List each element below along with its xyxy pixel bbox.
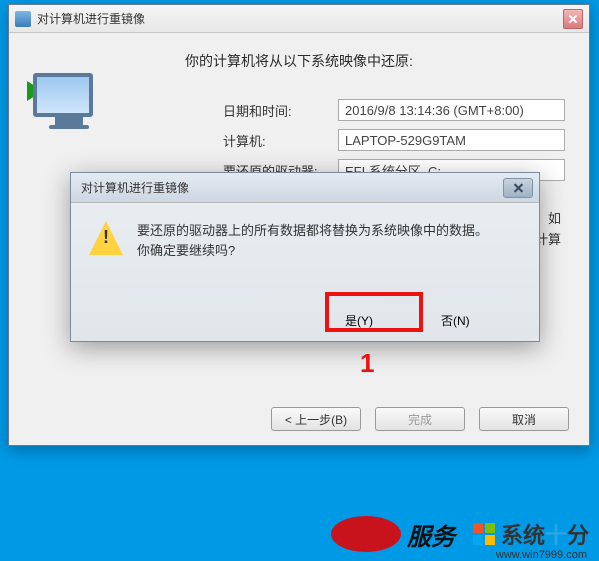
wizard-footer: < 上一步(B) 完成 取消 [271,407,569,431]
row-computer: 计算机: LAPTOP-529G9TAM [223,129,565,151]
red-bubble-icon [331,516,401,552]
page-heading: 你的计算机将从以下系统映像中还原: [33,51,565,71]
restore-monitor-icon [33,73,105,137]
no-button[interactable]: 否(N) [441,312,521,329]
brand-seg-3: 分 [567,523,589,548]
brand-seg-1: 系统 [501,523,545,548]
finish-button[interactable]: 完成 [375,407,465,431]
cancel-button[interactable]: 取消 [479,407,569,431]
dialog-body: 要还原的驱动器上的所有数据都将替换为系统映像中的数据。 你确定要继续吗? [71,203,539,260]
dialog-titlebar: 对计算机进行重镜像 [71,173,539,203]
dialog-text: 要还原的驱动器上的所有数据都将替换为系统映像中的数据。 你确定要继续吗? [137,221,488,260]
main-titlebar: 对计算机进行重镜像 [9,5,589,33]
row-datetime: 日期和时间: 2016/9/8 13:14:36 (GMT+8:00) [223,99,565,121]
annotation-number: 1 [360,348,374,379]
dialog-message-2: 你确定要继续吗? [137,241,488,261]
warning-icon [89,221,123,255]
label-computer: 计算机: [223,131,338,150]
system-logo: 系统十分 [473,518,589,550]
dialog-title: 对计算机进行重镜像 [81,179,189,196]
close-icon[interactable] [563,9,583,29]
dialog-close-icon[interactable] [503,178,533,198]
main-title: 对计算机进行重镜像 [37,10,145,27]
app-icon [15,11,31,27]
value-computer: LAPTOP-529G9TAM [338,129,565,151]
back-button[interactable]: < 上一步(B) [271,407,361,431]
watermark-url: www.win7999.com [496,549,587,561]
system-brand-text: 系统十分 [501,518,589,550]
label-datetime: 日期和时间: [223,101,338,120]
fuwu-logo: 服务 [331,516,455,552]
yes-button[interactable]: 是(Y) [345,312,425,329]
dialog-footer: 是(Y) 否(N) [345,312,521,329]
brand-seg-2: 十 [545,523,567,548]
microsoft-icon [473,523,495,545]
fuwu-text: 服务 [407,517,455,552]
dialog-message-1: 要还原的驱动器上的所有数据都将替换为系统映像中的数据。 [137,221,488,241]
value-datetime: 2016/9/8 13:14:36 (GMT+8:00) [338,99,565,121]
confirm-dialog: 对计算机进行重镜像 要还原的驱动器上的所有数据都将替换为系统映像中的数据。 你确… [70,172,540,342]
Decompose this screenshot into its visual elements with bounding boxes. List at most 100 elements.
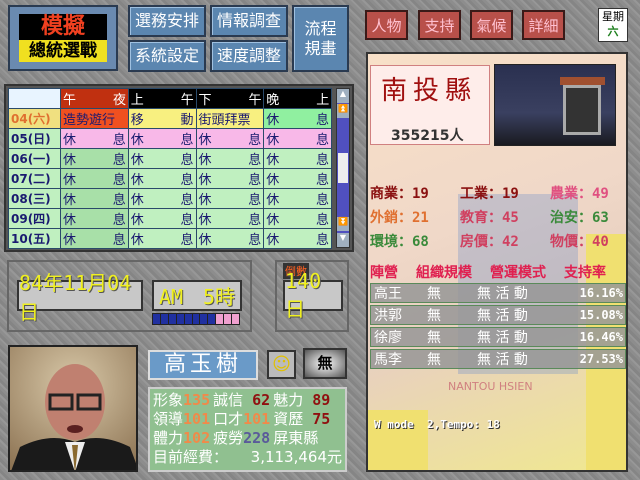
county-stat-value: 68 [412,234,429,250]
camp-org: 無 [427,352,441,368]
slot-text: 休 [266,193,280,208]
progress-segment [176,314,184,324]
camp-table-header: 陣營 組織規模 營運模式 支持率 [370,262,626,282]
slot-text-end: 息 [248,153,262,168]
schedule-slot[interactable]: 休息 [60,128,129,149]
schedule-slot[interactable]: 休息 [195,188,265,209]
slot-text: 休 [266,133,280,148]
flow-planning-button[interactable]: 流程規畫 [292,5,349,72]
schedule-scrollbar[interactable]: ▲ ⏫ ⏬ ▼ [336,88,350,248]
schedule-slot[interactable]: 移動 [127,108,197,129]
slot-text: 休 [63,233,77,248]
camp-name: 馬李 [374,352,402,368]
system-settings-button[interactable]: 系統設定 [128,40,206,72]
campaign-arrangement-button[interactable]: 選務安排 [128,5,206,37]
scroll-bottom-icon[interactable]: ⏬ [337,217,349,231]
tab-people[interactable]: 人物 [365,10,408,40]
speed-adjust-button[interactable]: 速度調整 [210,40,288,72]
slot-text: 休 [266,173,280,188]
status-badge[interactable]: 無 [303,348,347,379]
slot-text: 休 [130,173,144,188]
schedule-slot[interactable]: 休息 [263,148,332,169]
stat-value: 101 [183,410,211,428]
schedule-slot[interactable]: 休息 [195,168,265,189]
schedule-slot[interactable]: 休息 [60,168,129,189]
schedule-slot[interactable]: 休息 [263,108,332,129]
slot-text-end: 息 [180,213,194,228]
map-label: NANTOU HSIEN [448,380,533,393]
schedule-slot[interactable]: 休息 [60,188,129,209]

→ **EXERCISE**:
Please copy every line of the listing above word for word, leaving both pictures out of your copy.

→ **EXERCISE OUTPUT**:
List each element below along with its xyxy pixel bbox.
wizard-footer: < 上一步(B) 完成 取消 [271,407,569,431]
row-computer: 计算机: LAPTOP-529G9TAM [223,129,565,151]
red-bubble-icon [331,516,401,552]
page-heading: 你的计算机将从以下系统映像中还原: [33,51,565,71]
restore-monitor-icon [33,73,105,137]
no-button[interactable]: 否(N) [441,312,521,329]
brand-seg-3: 分 [567,523,589,548]
brand-seg-1: 系统 [501,523,545,548]
finish-button[interactable]: 完成 [375,407,465,431]
cancel-button[interactable]: 取消 [479,407,569,431]
dialog-body: 要还原的驱动器上的所有数据都将替换为系统映像中的数据。 你确定要继续吗? [71,203,539,260]
dialog-titlebar: 对计算机进行重镜像 [71,173,539,203]
dialog-text: 要还原的驱动器上的所有数据都将替换为系统映像中的数据。 你确定要继续吗? [137,221,488,260]
main-titlebar: 对计算机进行重镜像 [9,5,589,33]
row-datetime: 日期和时间: 2016/9/8 13:14:36 (GMT+8:00) [223,99,565,121]
annotation-number: 1 [360,348,374,379]
dialog-message-2: 你确定要继续吗? [137,241,488,261]
warning-icon [89,221,123,255]
label-computer: 计算机: [223,131,338,150]
system-logo: 系统十分 [473,518,589,550]
dialog-title: 对计算机进行重镜像 [81,179,189,196]
close-icon[interactable] [563,9,583,29]
dialog-close-icon[interactable] [503,178,533,198]
main-title: 对计算机进行重镜像 [37,10,145,27]
app-icon [15,11,31,27]
value-computer: LAPTOP-529G9TAM [338,129,565,151]
back-button[interactable]: < 上一步(B) [271,407,361,431]
watermark-url: www.win7999.com [496,549,587,561]
system-brand-text: 系统十分 [501,518,589,550]
label-datetime: 日期和时间: [223,101,338,120]
fuwu-logo: 服务 [331,516,455,552]
yes-button[interactable]: 是(Y) [345,312,425,329]
dialog-footer: 是(Y) 否(N) [345,312,521,329]
brand-seg-2: 十 [545,523,567,548]
microsoft-icon [473,523,495,545]
fuwu-text: 服务 [407,517,455,552]
dialog-message-1: 要还原的驱动器上的所有数据都将替换为系统映像中的数据。 [137,221,488,241]
value-datetime: 2016/9/8 13:14:36 (GMT+8:00) [338,99,565,121]
confirm-dialog: 对计算机进行重镜像 要还原的驱动器上的所有数据都将替换为系统映像中的数据。 你确… [70,172,540,342]
Decompose this screenshot into its visual elements with bounding boxes. List at most 100 elements.
county-stat-value: 68 [412,234,429,250]
camp-org: 無 [427,352,441,368]
slot-text: 休 [266,193,280,208]
progress-segment [176,314,184,324]
camp-table-header: 陣營 組織規模 營運模式 支持率 [370,262,626,282]
slot-text-end: 息 [248,153,262,168]
schedule-slot[interactable]: 休息 [60,128,129,149]
schedule-slot[interactable]: 休息 [195,188,265,209]
slot-text: 休 [266,133,280,148]
flow-planning-button[interactable]: 流程規畫 [292,5,349,72]
schedule-scrollbar[interactable]: ▲ ⏫ ⏬ ▼ [336,88,350,248]
schedule-slot[interactable]: 移動 [127,108,197,129]
slot-text: 休 [63,233,77,248]
camp-name: 馬李 [374,352,402,368]
system-settings-button[interactable]: 系統設定 [128,40,206,72]
campaign-arrangement-button[interactable]: 選務安排 [128,5,206,37]
scroll-bottom-icon[interactable]: ⏬ [337,217,349,231]
tab-people[interactable]: 人物 [365,10,408,40]
speed-adjust-button[interactable]: 速度調整 [210,40,288,72]
slot-text: 休 [266,173,280,188]
status-badge[interactable]: 無 [303,348,347,379]
slot-text: 休 [130,173,144,188]
schedule-slot[interactable]: 休息 [263,148,332,169]
stat-value: 101 [183,410,211,428]
schedule-slot[interactable]: 休息 [195,168,265,189]
schedule-slot[interactable]: 休息 [60,168,129,189]
schedule-slot[interactable]: 休息 [263,108,332,129]
slot-text-end: 息 [180,213,194,228]
map-label: NANTOU HSIEN [448,380,533,393]
schedule-slot[interactable]: 休息 [60,188,129,209]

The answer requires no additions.